• _MATERIAL FOR THIS TASK_:
---------------

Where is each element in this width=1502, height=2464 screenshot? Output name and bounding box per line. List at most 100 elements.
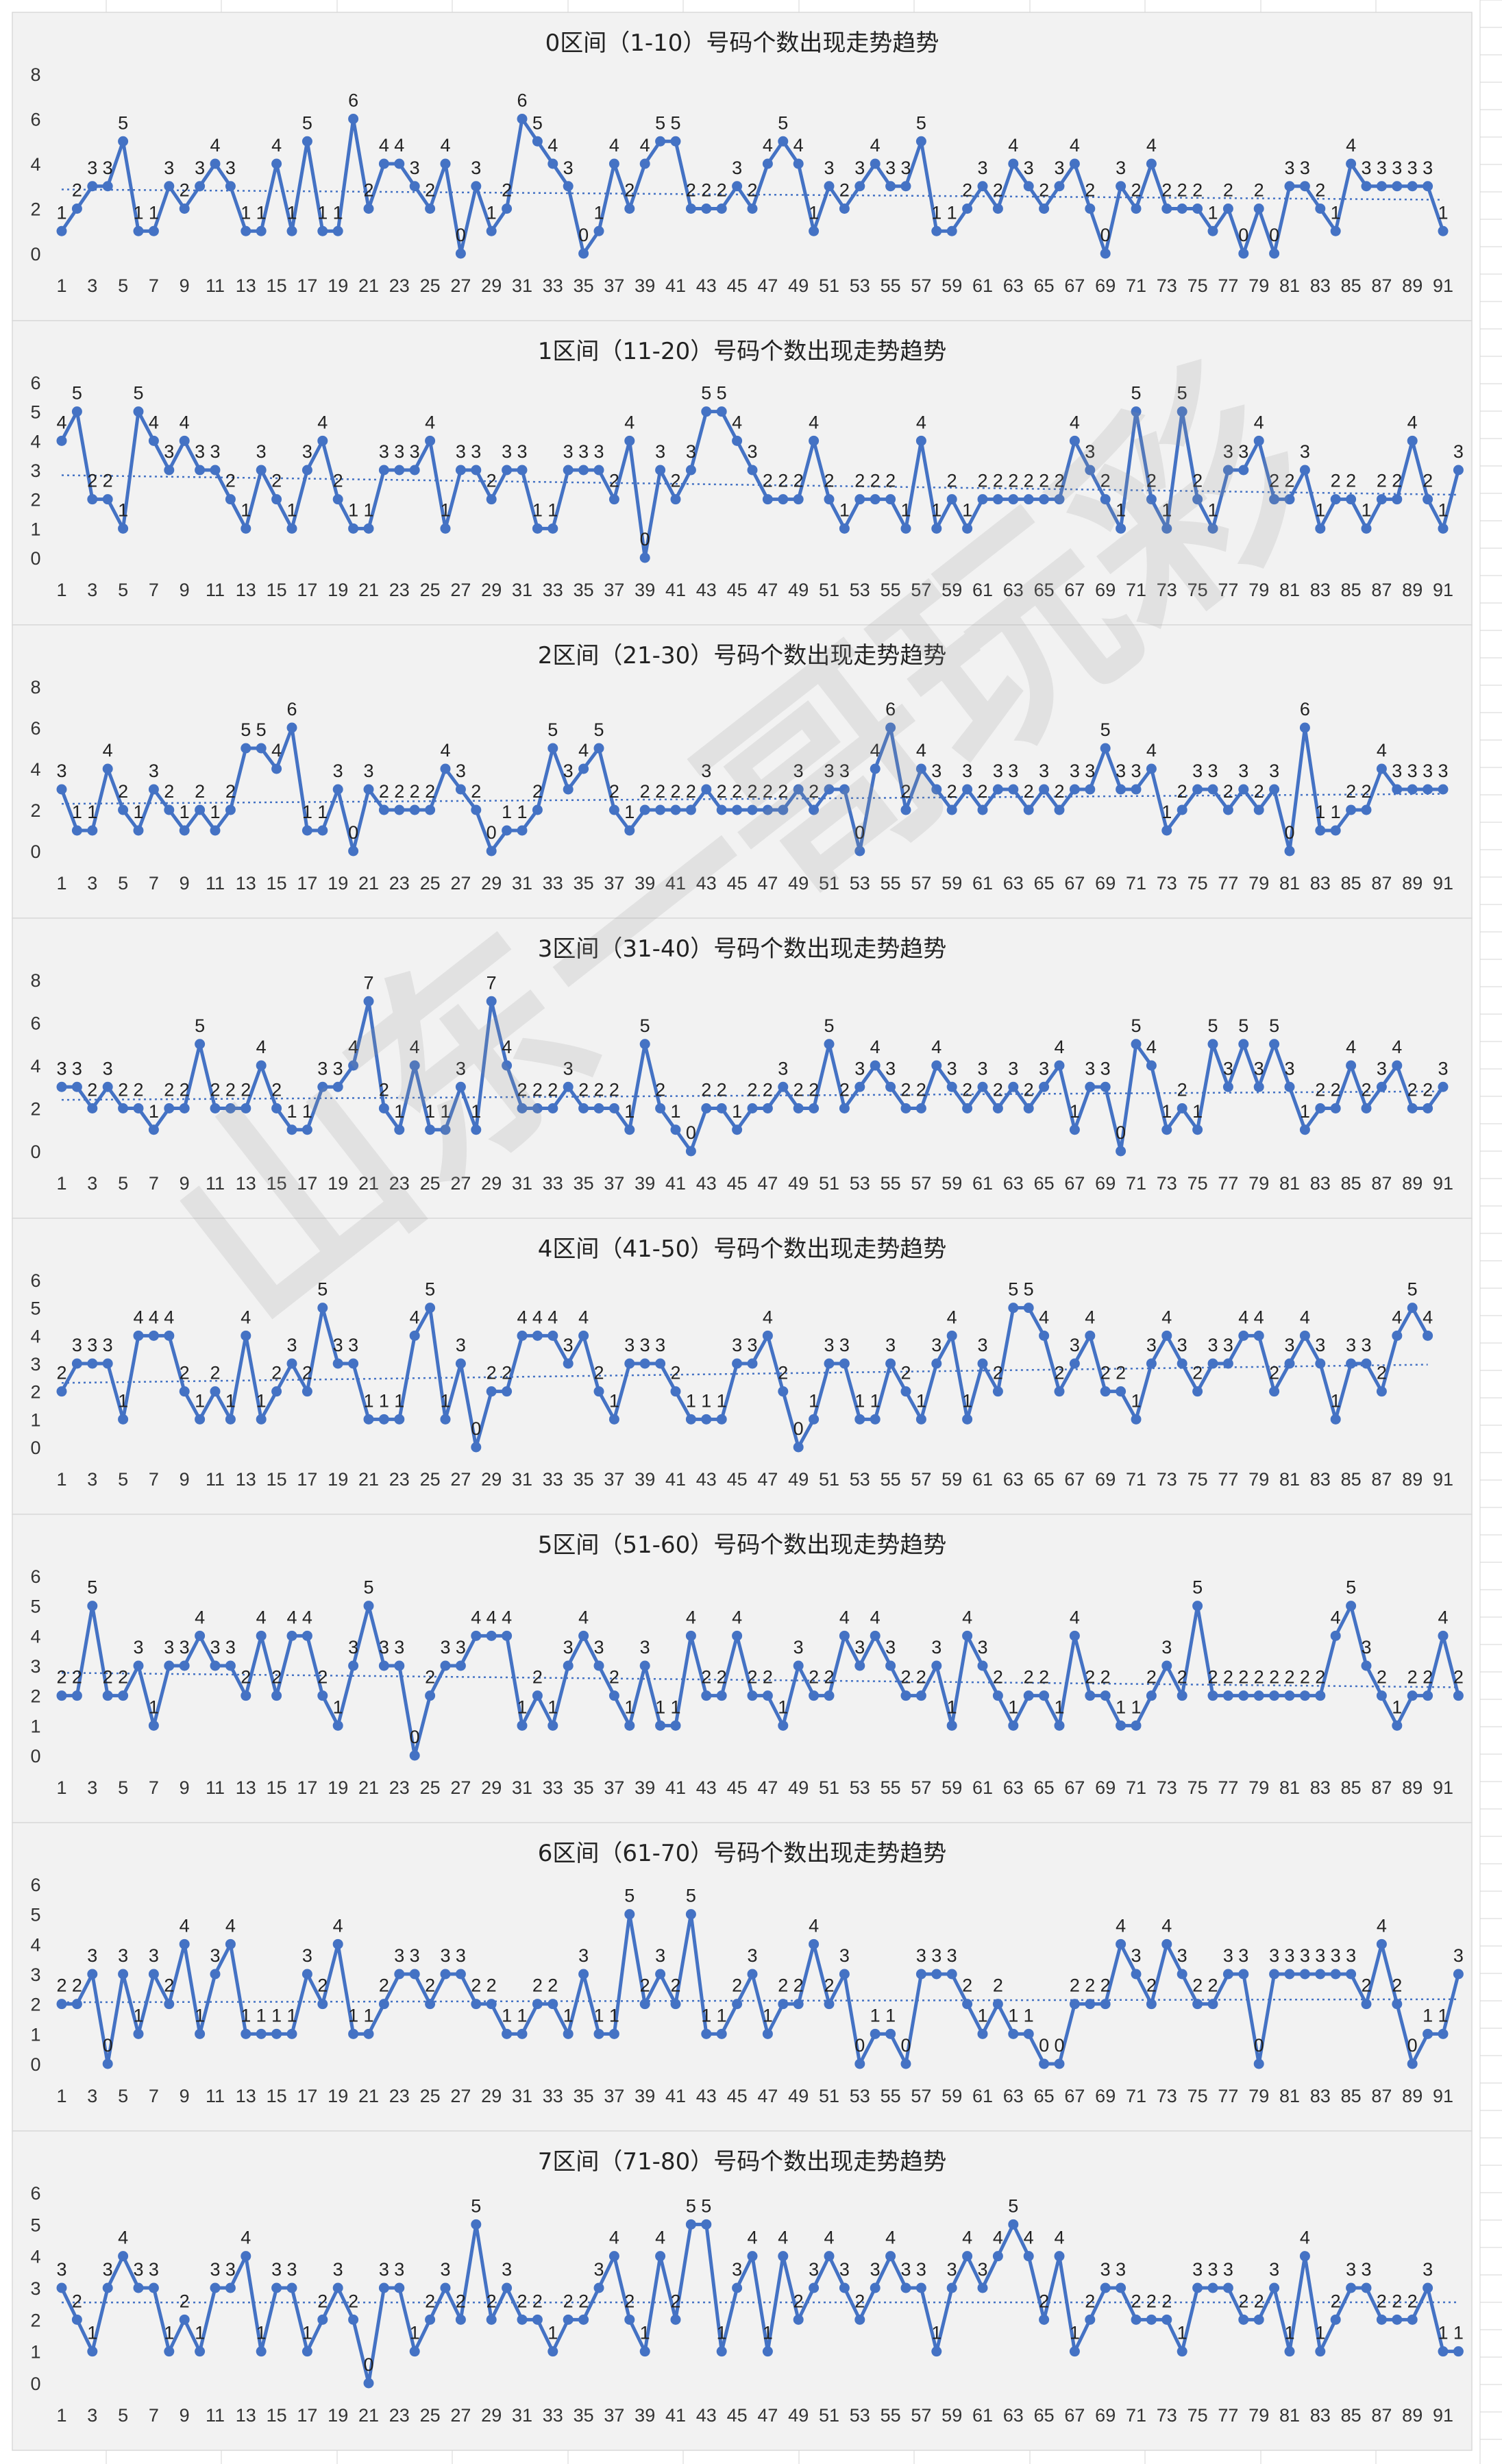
data-label: 3: [578, 1945, 589, 1966]
data-point: [1039, 2058, 1050, 2069]
data-label: 1: [363, 500, 373, 520]
data-label: 1: [1331, 1390, 1341, 1411]
data-point: [87, 494, 98, 505]
data-point: [486, 846, 497, 857]
data-point: [241, 1690, 251, 1701]
data-point: [854, 181, 865, 192]
x-tick-label: 37: [604, 1173, 624, 1194]
data-point: [885, 1660, 896, 1671]
x-tick-label: 89: [1402, 1173, 1423, 1194]
data-label: 3: [348, 1637, 358, 1658]
data-label: 4: [824, 2228, 834, 2248]
data-label: 1: [302, 1101, 312, 1122]
data-label: 2: [195, 781, 205, 802]
x-tick-label: 65: [1034, 2086, 1055, 2106]
x-tick-label: 49: [788, 1173, 809, 1194]
data-point: [1146, 1060, 1157, 1071]
data-point: [1069, 435, 1080, 446]
data-point: [133, 1103, 144, 1113]
data-label: 3: [947, 1945, 957, 1966]
data-point: [747, 804, 758, 815]
data-point: [793, 1660, 804, 1671]
x-tick-label: 67: [1064, 275, 1085, 296]
y-tick-label: 4: [30, 759, 40, 780]
data-label: 2: [532, 1975, 543, 1996]
data-point: [378, 1999, 389, 2010]
data-label: 1: [302, 2323, 312, 2343]
data-label: 3: [1284, 1058, 1294, 1079]
y-tick-label: 2: [30, 1686, 40, 1707]
x-tick-label: 17: [297, 2086, 317, 2106]
data-point: [824, 1039, 835, 1050]
x-tick-label: 23: [389, 1173, 410, 1194]
data-label: 2: [133, 1080, 143, 1100]
data-point: [1085, 1330, 1096, 1341]
x-tick-label: 15: [267, 580, 287, 600]
x-tick-label: 23: [389, 580, 410, 600]
data-point: [118, 523, 129, 534]
data-label: 1: [732, 1101, 742, 1122]
data-point: [455, 1660, 466, 1671]
data-label: 1: [502, 2005, 512, 2025]
data-label: 3: [854, 1058, 865, 1079]
data-point: [286, 2282, 297, 2293]
data-label: 2: [394, 781, 404, 802]
data-point: [1330, 225, 1341, 236]
data-point: [517, 2314, 528, 2325]
trendline: [61, 1672, 1459, 1688]
data-point: [578, 1969, 589, 1980]
x-tick-label: 31: [512, 1469, 532, 1490]
data-label: 1: [809, 202, 819, 223]
data-label: 3: [854, 1637, 865, 1658]
x-tick-label: 91: [1433, 1777, 1453, 1798]
data-point: [471, 804, 482, 815]
x-tick-label: 77: [1218, 873, 1238, 894]
data-label: 3: [1269, 761, 1279, 781]
data-point: [517, 465, 528, 476]
data-point: [317, 1690, 328, 1701]
x-tick-label: 19: [328, 2405, 348, 2426]
data-label: 2: [916, 1080, 926, 1100]
data-label: 1: [624, 1697, 635, 1717]
data-point: [179, 1386, 190, 1397]
data-point: [839, 1630, 850, 1641]
data-label: 2: [532, 781, 543, 802]
data-point: [747, 2251, 758, 2262]
data-point: [824, 494, 835, 505]
data-point: [301, 136, 312, 147]
data-label: 3: [379, 441, 389, 462]
data-label: 1: [317, 202, 328, 223]
data-point: [1008, 784, 1019, 795]
data-point: [1284, 1081, 1295, 1092]
data-label: 2: [1361, 1975, 1371, 1996]
data-label: 2: [517, 2291, 527, 2311]
data-label: 2: [1054, 471, 1064, 491]
data-label: 3: [977, 158, 987, 178]
data-point: [701, 1103, 712, 1113]
data-label: 3: [1070, 1335, 1080, 1355]
data-label: 1: [1423, 2005, 1433, 2025]
data-label: 3: [1161, 1637, 1172, 1658]
data-point: [1161, 1938, 1172, 1949]
data-point: [1299, 1969, 1310, 1980]
data-point: [1207, 1039, 1218, 1050]
data-point: [532, 1330, 543, 1341]
data-label: 1: [563, 2005, 574, 2025]
data-point: [778, 1999, 789, 2010]
data-point: [409, 1750, 420, 1761]
data-point: [854, 494, 865, 505]
data-label: 4: [778, 2228, 788, 2248]
data-label: 2: [225, 1080, 236, 1100]
data-point: [195, 2028, 206, 2039]
x-tick-label: 25: [420, 1173, 441, 1194]
data-point: [1085, 784, 1096, 795]
data-point: [1069, 158, 1080, 169]
data-point: [1238, 784, 1249, 795]
data-point: [762, 1103, 773, 1113]
data-label: 3: [72, 1335, 82, 1355]
data-label: 2: [271, 1667, 282, 1688]
data-label: 3: [87, 1335, 97, 1355]
data-point: [1146, 2314, 1157, 2325]
data-point: [793, 494, 804, 505]
data-point: [486, 1999, 497, 2010]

---------------

• _YOUR TASK_: Copy every line of the data above word for word, but leave out the picture.

• _EXERCISE RESULT_:
Where is each element in this width=1502, height=2464 screenshot? Output name and bounding box per line. List at most 100 elements.
data-label: 3: [578, 1945, 589, 1966]
data-point: [1039, 2058, 1050, 2069]
data-label: 1: [363, 500, 373, 520]
data-label: 1: [1331, 1390, 1341, 1411]
data-point: [87, 494, 98, 505]
data-point: [486, 846, 497, 857]
data-point: [241, 1690, 251, 1701]
data-point: [854, 181, 865, 192]
x-tick-label: 37: [604, 1173, 624, 1194]
data-point: [885, 1660, 896, 1671]
x-tick-label: 89: [1402, 1173, 1423, 1194]
data-label: 3: [348, 1637, 358, 1658]
data-label: 4: [824, 2228, 834, 2248]
data-label: 1: [302, 1101, 312, 1122]
data-label: 2: [195, 781, 205, 802]
x-tick-label: 65: [1034, 2086, 1055, 2106]
x-tick-label: 49: [788, 1173, 809, 1194]
data-point: [1146, 1060, 1157, 1071]
data-point: [1069, 435, 1080, 446]
data-point: [133, 1103, 144, 1113]
data-label: 3: [947, 1945, 957, 1966]
data-point: [747, 804, 758, 815]
data-point: [793, 1660, 804, 1671]
x-tick-label: 67: [1064, 275, 1085, 296]
y-tick-label: 4: [30, 759, 40, 780]
data-label: 2: [532, 1975, 543, 1996]
data-point: [378, 1999, 389, 2010]
data-label: 1: [302, 2323, 312, 2343]
data-label: 3: [1284, 1058, 1294, 1079]
y-tick-label: 2: [30, 1686, 40, 1707]
x-tick-label: 17: [297, 2086, 317, 2106]
data-point: [824, 1039, 835, 1050]
x-tick-label: 23: [389, 1173, 410, 1194]
data-label: 2: [133, 1080, 143, 1100]
data-point: [1085, 1330, 1096, 1341]
x-tick-label: 15: [267, 580, 287, 600]
x-tick-label: 23: [389, 580, 410, 600]
data-point: [118, 523, 129, 534]
data-label: 1: [732, 1101, 742, 1122]
data-point: [455, 1660, 466, 1671]
data-label: 1: [502, 2005, 512, 2025]
data-label: 3: [854, 1058, 865, 1079]
data-point: [286, 2282, 297, 2293]
data-label: 2: [394, 781, 404, 802]
data-point: [1330, 225, 1341, 236]
data-point: [517, 2314, 528, 2325]
trendline: [61, 1672, 1459, 1688]
data-point: [578, 1969, 589, 1980]
x-tick-label: 31: [512, 1469, 532, 1490]
data-label: 1: [809, 202, 819, 223]
data-label: 3: [854, 1637, 865, 1658]
x-tick-label: 91: [1433, 1777, 1453, 1798]
data-point: [471, 804, 482, 815]
x-tick-label: 77: [1218, 873, 1238, 894]
data-label: 3: [1269, 761, 1279, 781]
data-point: [517, 465, 528, 476]
data-point: [317, 1690, 328, 1701]
x-tick-label: 19: [328, 2405, 348, 2426]
data-label: 2: [916, 1080, 926, 1100]
data-label: 1: [624, 1697, 635, 1717]
data-point: [179, 1386, 190, 1397]
data-point: [839, 1630, 850, 1641]
data-label: 2: [532, 781, 543, 802]
data-point: [747, 2251, 758, 2262]
data-point: [824, 494, 835, 505]
data-point: [301, 136, 312, 147]
data-label: 3: [379, 441, 389, 462]
data-label: 1: [317, 202, 328, 223]
data-point: [1008, 784, 1019, 795]
data-point: [1284, 1081, 1295, 1092]
data-label: 2: [1361, 1975, 1371, 1996]
data-label: 2: [517, 2291, 527, 2311]
data-label: 2: [1054, 471, 1064, 491]
data-label: 3: [977, 158, 987, 178]
data-point: [701, 1103, 712, 1113]
data-label: 3: [1070, 1335, 1080, 1355]
data-label: 1: [1423, 2005, 1433, 2025]
data-label: 3: [1161, 1637, 1172, 1658]
data-point: [1161, 1938, 1172, 1949]
data-point: [1299, 1969, 1310, 1980]
data-point: [1207, 1039, 1218, 1050]
data-point: [532, 1330, 543, 1341]
data-label: 1: [563, 2005, 574, 2025]
data-point: [778, 1999, 789, 2010]
data-point: [409, 1750, 420, 1761]
data-point: [854, 494, 865, 505]
data-label: 4: [778, 2228, 788, 2248]
data-label: 2: [225, 1080, 236, 1100]
data-point: [195, 2028, 206, 2039]
x-tick-label: 25: [420, 1173, 441, 1194]
data-point: [1085, 784, 1096, 795]
data-point: [1069, 158, 1080, 169]
data-point: [1238, 784, 1249, 795]
data-point: [762, 1103, 773, 1113]
data-label: 3: [72, 1335, 82, 1355]
data-label: 2: [271, 1667, 282, 1688]
data-label: 3: [87, 1335, 97, 1355]
data-point: [1146, 2314, 1157, 2325]
data-point: [793, 494, 804, 505]
data-point: [486, 1999, 497, 2010]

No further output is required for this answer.